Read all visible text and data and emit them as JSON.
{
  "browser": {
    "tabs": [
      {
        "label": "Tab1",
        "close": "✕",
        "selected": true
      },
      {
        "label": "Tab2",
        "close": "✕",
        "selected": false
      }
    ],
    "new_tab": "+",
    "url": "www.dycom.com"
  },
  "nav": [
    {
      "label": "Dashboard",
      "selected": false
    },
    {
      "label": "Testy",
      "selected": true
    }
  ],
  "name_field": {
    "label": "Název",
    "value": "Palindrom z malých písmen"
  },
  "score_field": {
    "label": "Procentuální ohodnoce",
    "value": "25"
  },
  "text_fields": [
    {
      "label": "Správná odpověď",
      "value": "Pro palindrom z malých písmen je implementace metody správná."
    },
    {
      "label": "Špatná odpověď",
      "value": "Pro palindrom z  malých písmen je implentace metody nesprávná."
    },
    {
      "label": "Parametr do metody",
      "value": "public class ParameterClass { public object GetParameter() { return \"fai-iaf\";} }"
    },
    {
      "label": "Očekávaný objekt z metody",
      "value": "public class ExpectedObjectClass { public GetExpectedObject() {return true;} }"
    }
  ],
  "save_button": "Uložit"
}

INSTRUCTIONS FOR THE TASK:
Copy all of the material word for word.

COMPLETE RESPONSE:
Read all visible text and data and emit them as JSON.
{
  "browser": {
    "tabs": [
      {
        "label": "Tab1",
        "close": "✕",
        "selected": true
      },
      {
        "label": "Tab2",
        "close": "✕",
        "selected": false
      }
    ],
    "new_tab": "+",
    "url": "www.dycom.com"
  },
  "nav": [
    {
      "label": "Dashboard",
      "selected": false
    },
    {
      "label": "Testy",
      "selected": true
    }
  ],
  "name_field": {
    "label": "Název",
    "value": "Palindrom z malých písmen"
  },
  "score_field": {
    "label": "Procentuální ohodnoce",
    "value": "25"
  },
  "text_fields": [
    {
      "label": "Správná odpověď",
      "value": "Pro palindrom z malých písmen je implementace metody správná."
    },
    {
      "label": "Špatná odpověď",
      "value": "Pro palindrom z  malých písmen je implentace metody nesprávná."
    },
    {
      "label": "Parametr do metody",
      "value": "public class ParameterClass { public object GetParameter() { return \"fai-iaf\";} }"
    },
    {
      "label": "Očekávaný objekt z metody",
      "value": "public class ExpectedObjectClass { public GetExpectedObject() {return true;} }"
    }
  ],
  "save_button": "Uložit"
}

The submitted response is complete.